• [What the task requires] Quote the whole listing word for word, please.

• [Data lines]
________________________________________

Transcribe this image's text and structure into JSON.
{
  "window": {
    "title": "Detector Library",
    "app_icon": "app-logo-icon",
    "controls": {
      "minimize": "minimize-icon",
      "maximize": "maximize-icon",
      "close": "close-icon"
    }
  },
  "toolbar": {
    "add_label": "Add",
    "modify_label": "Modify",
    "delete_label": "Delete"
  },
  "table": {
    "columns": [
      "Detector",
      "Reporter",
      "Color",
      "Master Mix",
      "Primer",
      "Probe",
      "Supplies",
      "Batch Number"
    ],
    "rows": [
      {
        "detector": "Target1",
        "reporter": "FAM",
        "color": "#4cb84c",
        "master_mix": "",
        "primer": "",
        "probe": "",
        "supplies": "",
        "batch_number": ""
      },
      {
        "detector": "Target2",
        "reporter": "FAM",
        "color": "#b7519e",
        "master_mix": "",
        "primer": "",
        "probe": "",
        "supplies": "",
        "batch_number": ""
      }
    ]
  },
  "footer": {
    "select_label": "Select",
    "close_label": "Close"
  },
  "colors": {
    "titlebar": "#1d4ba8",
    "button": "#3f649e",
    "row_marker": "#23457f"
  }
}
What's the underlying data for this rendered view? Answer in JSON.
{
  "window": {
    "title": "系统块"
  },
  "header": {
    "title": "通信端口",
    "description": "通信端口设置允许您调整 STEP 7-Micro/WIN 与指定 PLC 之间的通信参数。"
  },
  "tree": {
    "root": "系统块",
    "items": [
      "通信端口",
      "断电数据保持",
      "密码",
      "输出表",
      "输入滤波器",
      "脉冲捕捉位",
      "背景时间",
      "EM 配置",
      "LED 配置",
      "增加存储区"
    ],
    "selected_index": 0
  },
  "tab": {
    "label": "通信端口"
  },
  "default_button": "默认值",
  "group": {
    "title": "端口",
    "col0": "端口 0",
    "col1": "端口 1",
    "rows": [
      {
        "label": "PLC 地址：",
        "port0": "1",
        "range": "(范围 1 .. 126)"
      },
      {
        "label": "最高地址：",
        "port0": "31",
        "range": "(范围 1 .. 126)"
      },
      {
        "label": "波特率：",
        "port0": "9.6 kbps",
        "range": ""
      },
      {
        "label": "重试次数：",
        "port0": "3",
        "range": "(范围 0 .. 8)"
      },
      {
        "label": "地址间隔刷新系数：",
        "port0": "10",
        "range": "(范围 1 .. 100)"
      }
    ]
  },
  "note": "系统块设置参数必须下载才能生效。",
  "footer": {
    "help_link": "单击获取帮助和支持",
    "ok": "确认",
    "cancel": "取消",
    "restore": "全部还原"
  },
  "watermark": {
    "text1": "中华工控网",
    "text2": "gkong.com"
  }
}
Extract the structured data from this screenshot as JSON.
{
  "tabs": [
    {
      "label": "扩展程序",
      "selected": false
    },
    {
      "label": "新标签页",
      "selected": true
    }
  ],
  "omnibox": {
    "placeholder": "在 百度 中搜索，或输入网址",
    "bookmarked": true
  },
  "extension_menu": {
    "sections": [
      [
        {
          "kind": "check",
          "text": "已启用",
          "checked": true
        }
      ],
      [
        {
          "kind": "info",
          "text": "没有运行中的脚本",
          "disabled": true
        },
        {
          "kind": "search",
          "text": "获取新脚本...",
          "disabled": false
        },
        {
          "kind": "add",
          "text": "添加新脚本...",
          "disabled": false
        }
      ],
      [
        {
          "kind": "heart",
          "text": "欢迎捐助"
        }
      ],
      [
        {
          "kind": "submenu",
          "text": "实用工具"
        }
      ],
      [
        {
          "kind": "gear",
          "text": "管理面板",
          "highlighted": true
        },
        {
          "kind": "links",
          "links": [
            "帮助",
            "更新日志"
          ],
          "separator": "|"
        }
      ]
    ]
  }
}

________________________________________

• [The completed task]
Transcribe this image's text and structure into JSON.
{
  "window": {
    "title": "Detector Library",
    "app_icon": "app-logo-icon",
    "controls": {
      "minimize": "minimize-icon",
      "maximize": "maximize-icon",
      "close": "close-icon"
    }
  },
  "toolbar": {
    "add_label": "Add",
    "modify_label": "Modify",
    "delete_label": "Delete"
  },
  "table": {
    "columns": [
      "Detector",
      "Reporter",
      "Color",
      "Master Mix",
      "Primer",
      "Probe",
      "Supplies",
      "Batch Number"
    ],
    "rows": [
      {
        "detector": "Target1",
        "reporter": "FAM",
        "color": "#4cb84c",
        "master_mix": "",
        "primer": "",
        "probe": "",
        "supplies": "",
        "batch_number": ""
      },
      {
        "detector": "Target2",
        "reporter": "FAM",
        "color": "#b7519e",
        "master_mix": "",
        "primer": "",
        "probe": "",
        "supplies": "",
        "batch_number": ""
      }
    ]
  },
  "footer": {
    "select_label": "Select",
    "close_label": "Close"
  },
  "colors": {
    "titlebar": "#1d4ba8",
    "button": "#3f649e",
    "row_marker": "#23457f"
  }
}
What's the underlying data for this rendered view? Answer in JSON.
{
  "window": {
    "title": "系统块"
  },
  "header": {
    "title": "通信端口",
    "description": "通信端口设置允许您调整 STEP 7-Micro/WIN 与指定 PLC 之间的通信参数。"
  },
  "tree": {
    "root": "系统块",
    "items": [
      "通信端口",
      "断电数据保持",
      "密码",
      "输出表",
      "输入滤波器",
      "脉冲捕捉位",
      "背景时间",
      "EM 配置",
      "LED 配置",
      "增加存储区"
    ],
    "selected_index": 0
  },
  "tab": {
    "label": "通信端口"
  },
  "default_button": "默认值",
  "group": {
    "title": "端口",
    "col0": "端口 0",
    "col1": "端口 1",
    "rows": [
      {
        "label": "PLC 地址：",
        "port0": "1",
        "range": "(范围 1 .. 126)"
      },
      {
        "label": "最高地址：",
        "port0": "31",
        "range": "(范围 1 .. 126)"
      },
      {
        "label": "波特率：",
        "port0": "9.6 kbps",
        "range": ""
      },
      {
        "label": "重试次数：",
        "port0": "3",
        "range": "(范围 0 .. 8)"
      },
      {
        "label": "地址间隔刷新系数：",
        "port0": "10",
        "range": "(范围 1 .. 100)"
      }
    ]
  },
  "note": "系统块设置参数必须下载才能生效。",
  "footer": {
    "help_link": "单击获取帮助和支持",
    "ok": "确认",
    "cancel": "取消",
    "restore": "全部还原"
  },
  "watermark": {
    "text1": "中华工控网",
    "text2": "gkong.com"
  }
}
Extract the structured data from this screenshot as JSON.
{
  "tabs": [
    {
      "label": "扩展程序",
      "selected": false
    },
    {
      "label": "新标签页",
      "selected": true
    }
  ],
  "omnibox": {
    "placeholder": "在 百度 中搜索，或输入网址",
    "bookmarked": true
  },
  "extension_menu": {
    "sections": [
      [
        {
          "kind": "check",
          "text": "已启用",
          "checked": true
        }
      ],
      [
        {
          "kind": "info",
          "text": "没有运行中的脚本",
          "disabled": true
        },
        {
          "kind": "search",
          "text": "获取新脚本...",
          "disabled": false
        },
        {
          "kind": "add",
          "text": "添加新脚本...",
          "disabled": false
        }
      ],
      [
        {
          "kind": "heart",
          "text": "欢迎捐助"
        }
      ],
      [
        {
          "kind": "submenu",
          "text": "实用工具"
        }
      ],
      [
        {
          "kind": "gear",
          "text": "管理面板",
          "highlighted": true
        },
        {
          "kind": "links",
          "links": [
            "帮助",
            "更新日志"
          ],
          "separator": "|"
        }
      ]
    ]
  }
}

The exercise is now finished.